[Dataset rows of page text]
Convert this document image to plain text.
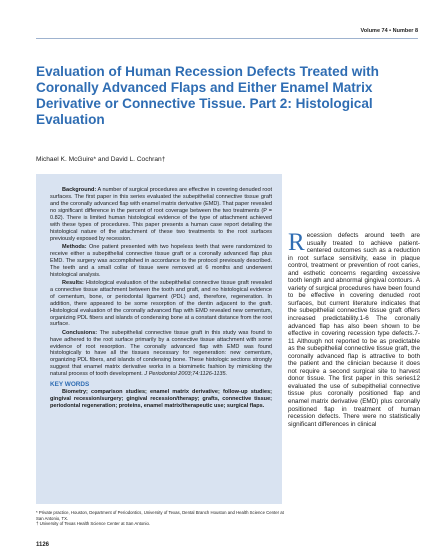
Volume 74 • Number 8
Evaluation of Human Recession Defects Treated with Coronally Advanced Flaps and Either Enamel Matrix Derivative or Connective Tissue. Part 2: Histological Evaluation
Michael K. McGuire* and David L. Cochran†

Background: A number of surgical procedures are effective in covering denuded root surfaces. The first paper in this series evaluated the subepithelial connective tissue graft and the coronally advanced flap with enamel matrix derivative (EMD). That paper revealed no significant difference in the percent of root coverage between the two treatments (P = 0.82). There is limited human histological evidence of the type of attachment achieved with these types of procedures. This paper presents a human case report detailing the histological nature of the attachment of these two treatments to the root surfaces previously exposed by recession.

Methods: One patient presented with two hopeless teeth that were randomized to receive either a subepithelial connective tissue graft or a coronally advanced flap plus EMD. The surgery was accomplished in accordance to the protocol previously described. The teeth and a small collar of tissue were removed at 6 months and underwent histological analysis.

Results: Histological evaluation of the subepithelial connective tissue graft revealed a connective tissue attachment between the tooth and graft, and no histological evidence of cementum, bone, or periodontal ligament (PDL) and, therefore, regeneration. In addition, there appeared to be some resorption of the dentin adjacent to the graft. Histological evaluation of the coronally advanced flap with EMD revealed new cementum, organizing PDL fibers and islands of condensing bone at a constant distance from the root surface.

Conclusions: The subepithelial connective tissue graft in this study was found to have adhered to the root surface primarily by a connective tissue attachment with some evidence of root resorption. The coronally advanced flap with EMD was found histologically to have all the tissues necessary for regeneration: new cementum, organizing PDL fibers, and islands of condensing bone. These histologic sections strongly suggest that enamel matrix derivative works in a biomimetic fashion by mimicking the natural process of tooth development. J Periodontol 2003;74:1126-1135.

KEY WORDS

Biometry; comparison studies; enamel matrix derivative; follow-up studies; gingival recession/surgery; gingival recession/therapy; grafts, connective tissue; periodontal regeneration; proteins, enamel matrix/therapeutic use; surgical flaps.

* Private practice, Houston, Department of Periodontics, University of Texas, Dental Branch Houston and Health Science Center at San Antonio, TX.
† University of Texas Health Science Center at San Antonio.
1126

Recession defects around teeth are usually treated to achieve patient-centered outcomes such as a reduction in root surface sensitivity, ease in plaque control, treatment or prevention of root caries, and esthetic concerns regarding excessive tooth length and abnormal gingival contours. A variety of surgical procedures have been found to be effective in covering denuded root surfaces, but current literature indicates that the subepithelial connective tissue graft offers increased predictability.1-6 The coronally advanced flap has also been shown to be effective in covering recession type defects.7-11 Although not reported to be as predictable as the subepithelial connective tissue graft, the coronally advanced flap is attractive to both the patient and the clinician because it does not require a second surgical site to harvest donor tissue. The first paper in this series12 evaluated the use of subepithelial connective tissue plus coronally positioned flap and enamel matrix derivative (EMD) plus coronally positioned flap in treatment of human recession defects. There were no statistically significant differences in clinical
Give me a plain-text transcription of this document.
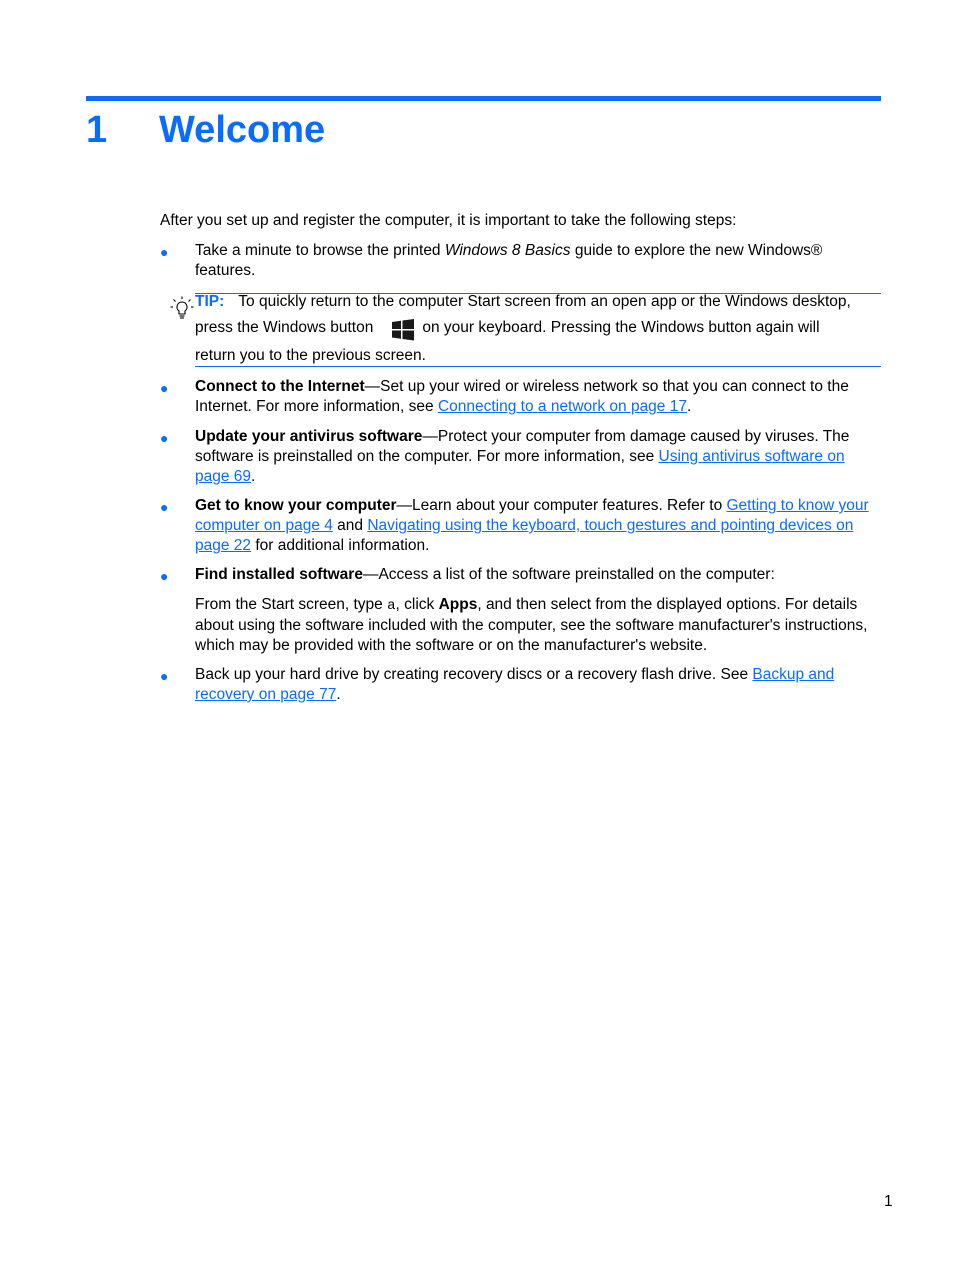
1 Welcome

After you set up and register the computer, it is important to take the following steps:

● Take a minute to browse the printed Windows 8 Basics guide to explore the new Windows® features.

TIP: To quickly return to the computer Start screen from an open app or the Windows desktop,
press the Windows button	on your keyboard. Pressing the Windows button again will
return you to the previous screen.
● Connect to the Internet—Set up your wired or wireless network so that you can connect to the Internet. For more information, see Connecting to a network on page 17.

● Update your antivirus software—Protect your computer from damage caused by viruses. The software is preinstalled on the computer. For more information, see Using antivirus software on page 69.

● Get to know your computer—Learn about your computer features. Refer to Getting to know your computer on page 4 and Navigating using the keyboard, touch gestures and pointing devices on page 22 for additional information.

● Find installed software—Access a list of the software preinstalled on the computer:

From the Start screen, type a, click Apps, and then select from the displayed options. For details about using the software included with the computer, see the software manufacturer's instructions, which may be provided with the software or on the manufacturer's website.

● Back up your hard drive by creating recovery discs or a recovery flash drive. See Backup and recovery on page 77.

1
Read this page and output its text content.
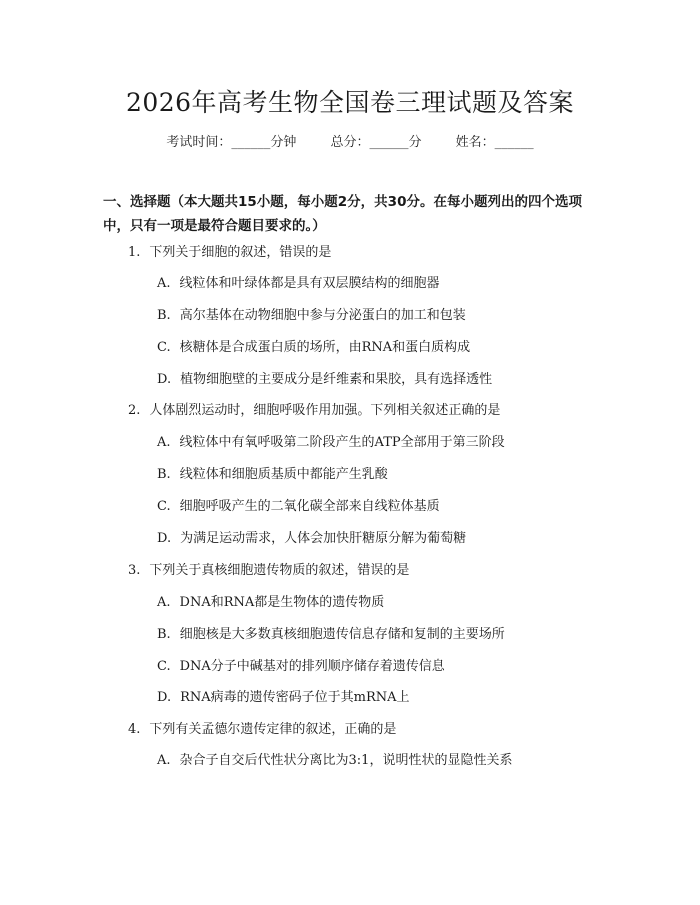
2026年高考生物全国卷三理试题及答案
考试时间：______分钟	总分：______分	姓名：______
一、选择题（本大题共15小题，每小题2分，共30分。在每小题列出的四个选项中，只有一项是最符合题目要求的。）
1. 下列关于细胞的叙述，错误的是
A. 线粒体和叶绿体都是具有双层膜结构的细胞器
B. 高尔基体在动物细胞中参与分泌蛋白的加工和包装
C. 核糖体是合成蛋白质的场所，由RNA和蛋白质构成
D. 植物细胞壁的主要成分是纤维素和果胶，具有选择透性
2. 人体剧烈运动时，细胞呼吸作用加强。下列相关叙述正确的是
A. 线粒体中有氧呼吸第二阶段产生的ATP全部用于第三阶段
B. 线粒体和细胞质基质中都能产生乳酸
C. 细胞呼吸产生的二氧化碳全部来自线粒体基质
D. 为满足运动需求，人体会加快肝糖原分解为葡萄糖
3. 下列关于真核细胞遗传物质的叙述，错误的是
A. DNA和RNA都是生物体的遗传物质
B. 细胞核是大多数真核细胞遗传信息存储和复制的主要场所
C. DNA分子中碱基对的排列顺序储存着遗传信息
D. RNA病毒的遗传密码子位于其mRNA上
4. 下列有关孟德尔遗传定律的叙述，正确的是
A. 杂合子自交后代性状分离比为3:1，说明性状的显隐性关系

▶ _ACTIVITY_
In the records above, which lines hold the string "keyboard"? Copy each one.

▶ _WORKED SOLUTION_
press the Windows button	on your keyboard. Pressing the Windows button again will
● Get to know your computer—Learn about your computer features. Refer to Getting to know your computer on page 4 and Navigating using the keyboard, touch gestures and pointing devices on page 22 for additional information.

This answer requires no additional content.